### Given instruction
Lift out all lines below that contain "against".

(Data entries)
⟨
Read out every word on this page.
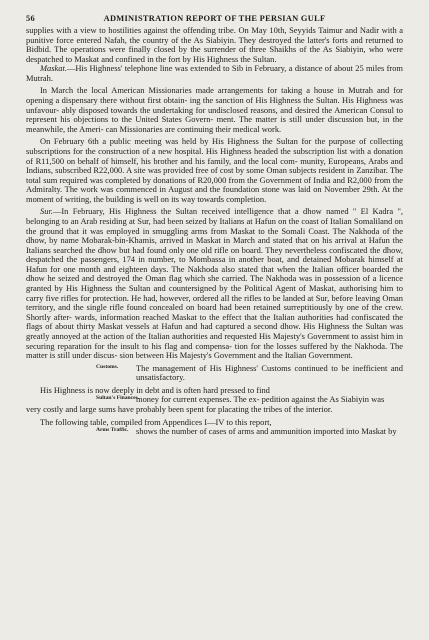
56	ADMINISTRATION REPORT OF THE PERSIAN GULF

supplies with a view to hostilities against the offending tribe. On May 10th, Seyyids Taimur and Nadir with a punitive force entered Nafah, the country of the As Siabiyin. They destroyed the latter's forts and returned to Bidbid. The operations were finally closed by the surrender of three Shaikhs of the As Siabiyin, who were despatched to Maskat and confined in the fort by His Highness the Sultan.

Maskat.—His Highness' telephone line was extended to Sib in February, a distance of about 25 miles from Mutrah.

In March the local American Missionaries made arrangements for taking a house in Mutrah and for opening a dispensary there without first obtain- ing the sanction of His Highness the Sultan. His Highness was unfavour- ably disposed towards the undertaking for undisclosed reasons, and desired the American Consul to represent his objections to the United States Govern- ment. The matter is still under discussion but, in the meanwhile, the Ameri- can Missionaries are continuing their medical work.

On February 6th a public meeting was held by His Highness the Sultan for the purpose of collecting subscriptions for the construction of a new hospital. His Highness headed the subscription list with a donation of R11,500 on behalf of himself, his brother and his family, and the local com- munity, Europeans, Arabs and Indians, subscribed R22,000. A site was provided free of cost by some Oman subjects resident in Zanzibar. The total sum required was completed by donations of R20,000 from the Government of India and R2,000 from the Admiralty. The work was commenced in August and the foundation stone was laid on November 29th. At the moment of writing, the building is well on its way towards completion.

Sur.—In February, His Highness the Sultan received intelligence that a dhow named " El Kadra ", belonging to an Arab residing at Sur, had been seized by Italians at Hafun on the coast of Italian Somaliland on the ground that it was employed in smuggling arms from Maskat to the Somali Coast. The Nakhoda of the dhow, by name Mobarak-bin-Khamis, arrived in Maskat in March and stated that on his arrival at Hafun the Italians searched the dhow but had found only one old rifle on board. They nevertheless confiscated the dhow, despatched the passengers, 174 in number, to Mombassa in another boat, and detained Mobarak himself at Hafun for one month and eighteen days. The Nakhoda also stated that when the Italian officer boarded the dhow he seized and destroyed the Oman flag which she carried. The Nakhoda was in possession of a licence granted by His Highness the Sultan and countersigned by the Political Agent of Maskat, authorising him to carry five rifles for protection. He had, however, ordered all the rifles to be landed at Sur, before leaving Oman territory, and the single rifle found concealed on board had been retained surreptitiously by one of the crew. Shortly after- wards, information reached Maskat to the effect that the Italian authorities had confiscated the flags of about thirty Maskat vessels at Hafun and had captured a second dhow. His Highness the Sultan was greatly annoyed at the action of the Italian authorities and requested His Majesty's Government to assist him in securing reparation for the insult to his flag and compensa- tion for the losses suffered by the Nakhoda. The matter is still under discus- sion between His Majesty's Government and the Italian Government.

Customs.	The management of His Highness' Customs continued to be inefficient and unsatisfactory.

His Highness is now deeply in debt and is often hard pressed to find

Sultan's Finances.
money for current expenses. The ex- pedition against the As Siabiyin was

very costly and large sums have probably been spent for placating the tribes of the interior.

The following table, compiled from Appendices I—IV to this report,

Arms Traffic. shows the number of cases of arms and ammunition imported into Maskat by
⟩
### Answer for the task
supplies with a view to hostilities against the offending tribe. On May 10th, Seyyids Taimur and Nadir with a punitive force entered Nafah, the country of the As Siabiyin. They destroyed the latter's forts and returned to Bidbid. The operations were finally closed by the surrender of three Shaikhs of the As Siabiyin, who were despatched to Maskat and confined in the fort by His Highness the Sultan.
money for current expenses. The ex- pedition against the As Siabiyin was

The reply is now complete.